--- START OF Data for this exercise ---

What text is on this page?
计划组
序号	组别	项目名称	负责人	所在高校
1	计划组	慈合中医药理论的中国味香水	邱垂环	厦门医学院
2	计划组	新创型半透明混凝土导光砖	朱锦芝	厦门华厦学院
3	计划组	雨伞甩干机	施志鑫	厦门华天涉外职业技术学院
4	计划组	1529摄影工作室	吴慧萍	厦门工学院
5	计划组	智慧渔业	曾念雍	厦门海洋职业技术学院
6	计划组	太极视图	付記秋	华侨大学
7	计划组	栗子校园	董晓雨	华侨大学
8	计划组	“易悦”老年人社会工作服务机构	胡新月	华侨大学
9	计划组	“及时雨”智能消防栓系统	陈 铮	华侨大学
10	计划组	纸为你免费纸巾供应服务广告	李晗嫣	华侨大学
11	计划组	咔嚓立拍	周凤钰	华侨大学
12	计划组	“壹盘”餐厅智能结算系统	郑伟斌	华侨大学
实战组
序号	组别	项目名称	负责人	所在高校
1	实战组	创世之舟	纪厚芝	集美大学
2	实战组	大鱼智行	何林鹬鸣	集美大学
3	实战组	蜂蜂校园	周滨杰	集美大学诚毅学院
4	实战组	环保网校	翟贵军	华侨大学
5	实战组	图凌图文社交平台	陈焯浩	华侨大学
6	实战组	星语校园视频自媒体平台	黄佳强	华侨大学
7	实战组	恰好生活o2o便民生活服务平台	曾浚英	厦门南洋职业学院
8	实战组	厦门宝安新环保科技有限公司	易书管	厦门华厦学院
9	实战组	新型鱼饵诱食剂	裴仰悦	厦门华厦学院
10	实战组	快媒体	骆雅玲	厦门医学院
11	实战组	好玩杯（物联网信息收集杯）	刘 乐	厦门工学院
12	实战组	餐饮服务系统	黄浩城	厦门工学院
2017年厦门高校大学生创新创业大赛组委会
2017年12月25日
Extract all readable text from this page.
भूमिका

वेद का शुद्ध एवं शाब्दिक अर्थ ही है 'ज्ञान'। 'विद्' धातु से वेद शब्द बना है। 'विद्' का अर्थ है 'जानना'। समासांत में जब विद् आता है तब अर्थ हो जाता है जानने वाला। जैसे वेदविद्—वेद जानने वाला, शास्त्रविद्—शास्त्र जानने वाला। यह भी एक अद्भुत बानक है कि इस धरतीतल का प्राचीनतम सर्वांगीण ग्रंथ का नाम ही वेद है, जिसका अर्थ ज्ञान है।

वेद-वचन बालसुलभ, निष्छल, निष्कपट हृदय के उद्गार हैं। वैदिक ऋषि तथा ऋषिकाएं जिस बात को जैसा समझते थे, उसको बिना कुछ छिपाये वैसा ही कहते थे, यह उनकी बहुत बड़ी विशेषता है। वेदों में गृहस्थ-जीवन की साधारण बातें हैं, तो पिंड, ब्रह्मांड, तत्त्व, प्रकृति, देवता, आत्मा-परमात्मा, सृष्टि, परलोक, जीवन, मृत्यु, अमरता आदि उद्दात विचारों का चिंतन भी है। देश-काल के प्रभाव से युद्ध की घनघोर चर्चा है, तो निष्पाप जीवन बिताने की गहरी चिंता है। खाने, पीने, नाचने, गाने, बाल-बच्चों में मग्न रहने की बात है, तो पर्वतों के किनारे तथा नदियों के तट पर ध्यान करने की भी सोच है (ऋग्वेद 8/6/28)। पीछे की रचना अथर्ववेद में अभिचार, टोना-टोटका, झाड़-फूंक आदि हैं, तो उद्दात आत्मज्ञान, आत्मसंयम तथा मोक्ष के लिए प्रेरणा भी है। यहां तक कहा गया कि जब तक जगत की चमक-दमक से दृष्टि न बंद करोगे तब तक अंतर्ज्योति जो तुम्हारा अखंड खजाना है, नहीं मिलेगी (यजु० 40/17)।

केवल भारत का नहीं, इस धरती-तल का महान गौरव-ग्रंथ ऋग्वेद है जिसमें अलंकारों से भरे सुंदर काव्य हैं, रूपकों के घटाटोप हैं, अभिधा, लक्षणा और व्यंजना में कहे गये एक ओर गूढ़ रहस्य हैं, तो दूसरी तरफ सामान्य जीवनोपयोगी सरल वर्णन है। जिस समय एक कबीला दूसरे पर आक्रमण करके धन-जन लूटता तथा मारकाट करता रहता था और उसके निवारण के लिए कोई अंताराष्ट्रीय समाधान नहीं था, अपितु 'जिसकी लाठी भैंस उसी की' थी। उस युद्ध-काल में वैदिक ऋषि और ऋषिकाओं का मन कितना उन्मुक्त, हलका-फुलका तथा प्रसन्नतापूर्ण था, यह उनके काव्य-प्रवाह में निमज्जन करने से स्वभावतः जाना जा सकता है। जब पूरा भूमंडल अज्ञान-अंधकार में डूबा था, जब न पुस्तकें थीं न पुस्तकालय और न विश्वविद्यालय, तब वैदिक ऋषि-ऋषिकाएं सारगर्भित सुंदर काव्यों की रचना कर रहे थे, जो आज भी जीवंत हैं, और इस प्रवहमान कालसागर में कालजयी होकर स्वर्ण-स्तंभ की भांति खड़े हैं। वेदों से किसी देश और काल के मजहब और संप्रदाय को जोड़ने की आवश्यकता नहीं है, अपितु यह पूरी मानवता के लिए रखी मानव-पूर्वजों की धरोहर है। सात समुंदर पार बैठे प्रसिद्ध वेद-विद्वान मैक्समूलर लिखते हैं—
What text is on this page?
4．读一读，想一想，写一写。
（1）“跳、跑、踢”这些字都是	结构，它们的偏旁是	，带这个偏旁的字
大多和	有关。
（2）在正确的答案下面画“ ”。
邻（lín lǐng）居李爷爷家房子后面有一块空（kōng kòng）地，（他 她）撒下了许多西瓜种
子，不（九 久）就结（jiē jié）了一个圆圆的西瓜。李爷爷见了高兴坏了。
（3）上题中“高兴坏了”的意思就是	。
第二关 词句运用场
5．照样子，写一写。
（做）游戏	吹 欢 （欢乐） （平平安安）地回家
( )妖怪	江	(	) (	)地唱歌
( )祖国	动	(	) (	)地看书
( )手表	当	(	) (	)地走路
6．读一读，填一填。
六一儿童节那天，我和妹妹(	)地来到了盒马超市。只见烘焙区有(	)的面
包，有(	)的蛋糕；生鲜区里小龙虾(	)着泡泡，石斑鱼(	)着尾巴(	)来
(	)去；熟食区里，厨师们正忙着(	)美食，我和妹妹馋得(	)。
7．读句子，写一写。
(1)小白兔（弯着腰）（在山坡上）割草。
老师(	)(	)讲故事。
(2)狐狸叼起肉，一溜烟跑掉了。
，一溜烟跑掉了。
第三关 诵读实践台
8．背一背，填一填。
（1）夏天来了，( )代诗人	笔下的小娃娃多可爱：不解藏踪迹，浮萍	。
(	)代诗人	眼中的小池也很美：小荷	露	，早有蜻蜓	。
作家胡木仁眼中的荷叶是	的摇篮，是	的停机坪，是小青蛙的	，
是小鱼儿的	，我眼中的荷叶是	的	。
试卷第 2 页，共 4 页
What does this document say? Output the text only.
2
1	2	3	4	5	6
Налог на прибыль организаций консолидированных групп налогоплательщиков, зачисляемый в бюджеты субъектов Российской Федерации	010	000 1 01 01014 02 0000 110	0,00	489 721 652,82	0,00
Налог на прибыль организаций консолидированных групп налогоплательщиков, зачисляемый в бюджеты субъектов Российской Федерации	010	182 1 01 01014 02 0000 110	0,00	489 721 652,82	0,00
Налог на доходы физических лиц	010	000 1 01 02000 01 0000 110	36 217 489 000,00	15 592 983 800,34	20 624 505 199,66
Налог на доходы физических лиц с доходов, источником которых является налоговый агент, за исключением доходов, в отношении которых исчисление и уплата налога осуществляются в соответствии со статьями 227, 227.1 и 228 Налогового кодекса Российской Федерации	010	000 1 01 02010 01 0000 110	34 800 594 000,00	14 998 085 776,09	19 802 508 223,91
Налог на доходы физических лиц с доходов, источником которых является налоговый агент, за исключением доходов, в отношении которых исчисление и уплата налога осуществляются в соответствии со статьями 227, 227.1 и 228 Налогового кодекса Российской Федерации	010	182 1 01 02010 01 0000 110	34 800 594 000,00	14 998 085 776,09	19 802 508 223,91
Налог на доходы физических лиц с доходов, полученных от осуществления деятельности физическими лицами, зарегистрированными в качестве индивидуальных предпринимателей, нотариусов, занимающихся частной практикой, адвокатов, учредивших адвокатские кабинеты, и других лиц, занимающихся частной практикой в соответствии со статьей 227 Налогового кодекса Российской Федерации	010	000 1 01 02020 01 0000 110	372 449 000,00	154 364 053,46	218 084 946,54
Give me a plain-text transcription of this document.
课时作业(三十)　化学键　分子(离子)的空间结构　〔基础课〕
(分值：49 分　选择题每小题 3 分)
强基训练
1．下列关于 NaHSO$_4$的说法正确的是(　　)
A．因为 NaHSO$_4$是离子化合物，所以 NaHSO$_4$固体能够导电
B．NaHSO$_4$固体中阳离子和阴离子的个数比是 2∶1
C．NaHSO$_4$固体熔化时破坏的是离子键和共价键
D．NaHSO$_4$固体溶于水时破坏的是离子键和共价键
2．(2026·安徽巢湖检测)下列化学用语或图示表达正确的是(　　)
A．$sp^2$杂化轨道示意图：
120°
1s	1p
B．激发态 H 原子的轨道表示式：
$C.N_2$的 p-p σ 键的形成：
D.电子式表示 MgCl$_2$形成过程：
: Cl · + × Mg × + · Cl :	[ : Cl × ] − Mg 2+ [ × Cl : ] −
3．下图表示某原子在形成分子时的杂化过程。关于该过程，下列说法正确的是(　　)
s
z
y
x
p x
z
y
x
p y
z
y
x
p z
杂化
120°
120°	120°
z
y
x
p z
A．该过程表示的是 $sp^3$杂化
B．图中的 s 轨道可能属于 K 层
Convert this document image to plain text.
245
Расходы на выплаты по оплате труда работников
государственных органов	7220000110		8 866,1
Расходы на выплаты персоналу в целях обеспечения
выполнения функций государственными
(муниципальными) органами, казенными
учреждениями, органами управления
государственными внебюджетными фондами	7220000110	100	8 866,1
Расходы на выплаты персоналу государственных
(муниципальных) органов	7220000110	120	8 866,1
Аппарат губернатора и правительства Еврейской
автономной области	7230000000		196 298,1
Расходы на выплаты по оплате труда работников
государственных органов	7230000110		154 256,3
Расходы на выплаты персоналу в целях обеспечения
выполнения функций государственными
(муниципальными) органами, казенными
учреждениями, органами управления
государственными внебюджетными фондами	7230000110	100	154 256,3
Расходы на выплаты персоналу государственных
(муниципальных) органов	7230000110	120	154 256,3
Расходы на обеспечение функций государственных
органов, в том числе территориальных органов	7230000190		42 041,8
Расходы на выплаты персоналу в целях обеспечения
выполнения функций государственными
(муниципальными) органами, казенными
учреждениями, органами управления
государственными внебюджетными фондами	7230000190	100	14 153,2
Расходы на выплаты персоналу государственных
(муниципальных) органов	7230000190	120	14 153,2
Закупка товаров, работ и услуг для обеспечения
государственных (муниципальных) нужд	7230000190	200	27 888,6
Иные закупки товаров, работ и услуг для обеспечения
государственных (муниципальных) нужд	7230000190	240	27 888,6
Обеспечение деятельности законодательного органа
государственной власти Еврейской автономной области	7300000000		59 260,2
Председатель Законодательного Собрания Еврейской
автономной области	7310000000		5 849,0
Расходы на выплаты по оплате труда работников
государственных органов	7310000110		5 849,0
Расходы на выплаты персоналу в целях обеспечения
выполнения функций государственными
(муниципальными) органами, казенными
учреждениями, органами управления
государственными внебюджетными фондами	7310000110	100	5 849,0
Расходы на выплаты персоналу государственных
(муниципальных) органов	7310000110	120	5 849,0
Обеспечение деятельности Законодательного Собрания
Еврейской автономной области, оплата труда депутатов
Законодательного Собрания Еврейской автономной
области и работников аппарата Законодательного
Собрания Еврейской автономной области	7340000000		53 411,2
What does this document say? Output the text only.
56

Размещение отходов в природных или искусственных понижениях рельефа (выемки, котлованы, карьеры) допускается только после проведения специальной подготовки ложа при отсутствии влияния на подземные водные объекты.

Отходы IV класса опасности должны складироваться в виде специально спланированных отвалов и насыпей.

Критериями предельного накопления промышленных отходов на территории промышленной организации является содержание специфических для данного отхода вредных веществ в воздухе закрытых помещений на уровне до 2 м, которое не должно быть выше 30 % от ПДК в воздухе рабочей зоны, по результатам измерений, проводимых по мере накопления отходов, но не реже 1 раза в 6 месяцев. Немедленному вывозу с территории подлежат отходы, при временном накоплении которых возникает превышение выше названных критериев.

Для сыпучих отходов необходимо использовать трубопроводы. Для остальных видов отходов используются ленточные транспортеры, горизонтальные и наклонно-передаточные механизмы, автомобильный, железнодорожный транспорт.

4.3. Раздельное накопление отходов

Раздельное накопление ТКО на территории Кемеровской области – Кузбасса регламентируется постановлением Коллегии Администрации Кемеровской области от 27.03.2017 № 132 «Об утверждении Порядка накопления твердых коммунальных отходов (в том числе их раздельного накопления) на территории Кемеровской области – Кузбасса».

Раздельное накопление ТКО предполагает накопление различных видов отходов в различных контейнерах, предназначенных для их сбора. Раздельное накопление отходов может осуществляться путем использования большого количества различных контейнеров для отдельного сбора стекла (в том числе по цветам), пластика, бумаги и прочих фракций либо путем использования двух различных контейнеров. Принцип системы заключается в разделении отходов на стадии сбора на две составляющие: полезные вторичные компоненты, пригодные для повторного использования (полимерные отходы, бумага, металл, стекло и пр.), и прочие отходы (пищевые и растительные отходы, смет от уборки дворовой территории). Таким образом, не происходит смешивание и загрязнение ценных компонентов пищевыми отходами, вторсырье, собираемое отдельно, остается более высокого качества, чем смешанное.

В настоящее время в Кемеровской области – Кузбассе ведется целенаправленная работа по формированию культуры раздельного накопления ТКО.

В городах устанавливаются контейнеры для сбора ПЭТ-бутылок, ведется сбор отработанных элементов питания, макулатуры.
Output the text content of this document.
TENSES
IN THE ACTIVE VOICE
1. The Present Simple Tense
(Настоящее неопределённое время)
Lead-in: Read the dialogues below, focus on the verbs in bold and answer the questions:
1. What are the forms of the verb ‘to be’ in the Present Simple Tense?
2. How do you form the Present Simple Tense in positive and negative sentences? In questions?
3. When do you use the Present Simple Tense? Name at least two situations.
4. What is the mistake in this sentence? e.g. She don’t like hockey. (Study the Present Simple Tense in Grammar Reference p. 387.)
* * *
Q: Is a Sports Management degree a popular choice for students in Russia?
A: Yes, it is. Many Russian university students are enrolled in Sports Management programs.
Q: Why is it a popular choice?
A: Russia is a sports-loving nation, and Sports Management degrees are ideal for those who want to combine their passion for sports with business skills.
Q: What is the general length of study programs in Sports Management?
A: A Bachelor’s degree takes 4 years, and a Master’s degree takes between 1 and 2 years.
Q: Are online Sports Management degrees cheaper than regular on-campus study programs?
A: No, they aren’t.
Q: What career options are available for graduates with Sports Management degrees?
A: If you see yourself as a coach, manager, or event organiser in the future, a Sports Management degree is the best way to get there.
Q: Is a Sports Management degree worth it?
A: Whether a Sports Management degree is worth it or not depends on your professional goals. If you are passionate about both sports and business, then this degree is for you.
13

--- END OF Data for this exercise ---

■ What the task asks: Your answer should be one number: how many lines of the listing include the word "внебюджетными".

■ Output below: 4